▶ _EXERCISE OBJECTIVE_
Transcribe each record below word for word.
⟨
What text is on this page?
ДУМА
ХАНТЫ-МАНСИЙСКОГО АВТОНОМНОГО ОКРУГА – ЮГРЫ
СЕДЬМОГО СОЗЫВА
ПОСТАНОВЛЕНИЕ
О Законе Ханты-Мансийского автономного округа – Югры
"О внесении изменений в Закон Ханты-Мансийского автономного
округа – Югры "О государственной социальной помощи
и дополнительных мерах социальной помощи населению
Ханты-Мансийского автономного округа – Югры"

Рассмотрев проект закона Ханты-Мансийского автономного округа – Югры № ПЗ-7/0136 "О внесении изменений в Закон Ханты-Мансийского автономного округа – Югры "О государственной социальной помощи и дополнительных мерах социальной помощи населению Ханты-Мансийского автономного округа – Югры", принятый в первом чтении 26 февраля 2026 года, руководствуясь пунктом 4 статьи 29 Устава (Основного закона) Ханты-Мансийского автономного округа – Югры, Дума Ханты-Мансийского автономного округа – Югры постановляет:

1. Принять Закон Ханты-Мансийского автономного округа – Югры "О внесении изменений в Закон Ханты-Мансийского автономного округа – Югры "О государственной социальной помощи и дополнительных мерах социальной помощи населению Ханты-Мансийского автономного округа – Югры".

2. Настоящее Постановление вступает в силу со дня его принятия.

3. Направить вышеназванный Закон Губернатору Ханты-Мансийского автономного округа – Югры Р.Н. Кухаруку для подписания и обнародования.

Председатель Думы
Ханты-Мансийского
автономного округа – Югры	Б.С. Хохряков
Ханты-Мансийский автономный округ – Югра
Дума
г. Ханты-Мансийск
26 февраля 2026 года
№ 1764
⟩
▶ _COMPLETE RESPONSE_
What text is on this page?
ДУМА
ХАНТЫ-МАНСИЙСКОГО АВТОНОМНОГО ОКРУГА – ЮГРЫ
СЕДЬМОГО СОЗЫВА
ПОСТАНОВЛЕНИЕ
О Законе Ханты-Мансийского автономного округа – Югры
"О внесении изменений в Закон Ханты-Мансийского автономного
округа – Югры "О государственной социальной помощи
и дополнительных мерах социальной помощи населению
Ханты-Мансийского автономного округа – Югры"

Рассмотрев проект закона Ханты-Мансийского автономного округа – Югры № ПЗ-7/0136 "О внесении изменений в Закон Ханты-Мансийского автономного округа – Югры "О государственной социальной помощи и дополнительных мерах социальной помощи населению Ханты-Мансийского автономного округа – Югры", принятый в первом чтении 26 февраля 2026 года, руководствуясь пунктом 4 статьи 29 Устава (Основного закона) Ханты-Мансийского автономного округа – Югры, Дума Ханты-Мансийского автономного округа – Югры постановляет:

1. Принять Закон Ханты-Мансийского автономного округа – Югры "О внесении изменений в Закон Ханты-Мансийского автономного округа – Югры "О государственной социальной помощи и дополнительных мерах социальной помощи населению Ханты-Мансийского автономного округа – Югры".

2. Настоящее Постановление вступает в силу со дня его принятия.

3. Направить вышеназванный Закон Губернатору Ханты-Мансийского автономного округа – Югры Р.Н. Кухаруку для подписания и обнародования.

Председатель Думы
Ханты-Мансийского
автономного округа – Югры	Б.С. Хохряков
Ханты-Мансийский автономный округ – Югра
Дума
г. Ханты-Мансийск
26 февраля 2026 года
№ 1764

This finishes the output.